>> Start

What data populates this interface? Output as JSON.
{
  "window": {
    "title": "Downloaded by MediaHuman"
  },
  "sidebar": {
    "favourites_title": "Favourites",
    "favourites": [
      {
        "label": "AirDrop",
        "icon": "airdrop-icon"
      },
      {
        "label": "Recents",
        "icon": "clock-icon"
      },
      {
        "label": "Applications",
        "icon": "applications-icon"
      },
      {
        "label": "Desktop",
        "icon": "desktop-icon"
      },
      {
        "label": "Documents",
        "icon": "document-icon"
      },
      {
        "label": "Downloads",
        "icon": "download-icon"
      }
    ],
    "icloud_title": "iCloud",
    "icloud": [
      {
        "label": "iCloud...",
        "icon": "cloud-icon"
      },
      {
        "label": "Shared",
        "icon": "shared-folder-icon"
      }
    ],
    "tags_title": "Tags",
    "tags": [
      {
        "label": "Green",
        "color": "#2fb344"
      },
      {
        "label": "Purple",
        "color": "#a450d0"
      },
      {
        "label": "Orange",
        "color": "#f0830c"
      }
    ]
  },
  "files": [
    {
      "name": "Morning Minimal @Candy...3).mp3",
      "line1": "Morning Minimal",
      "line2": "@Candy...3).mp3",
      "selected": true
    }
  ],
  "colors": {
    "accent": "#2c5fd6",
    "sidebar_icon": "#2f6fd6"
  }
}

>> End

# [Short task]
Find every line that has "label" in it, then return those lines.

# [Solution]
        "label": "AirDrop",
        "label": "Recents",
        "label": "Applications",
        "label": "Desktop",
        "label": "Documents",
        "label": "Downloads",
        "label": "iCloud...",
        "label": "Shared",
        "label": "Green",
        "label": "Purple",
        "label": "Orange",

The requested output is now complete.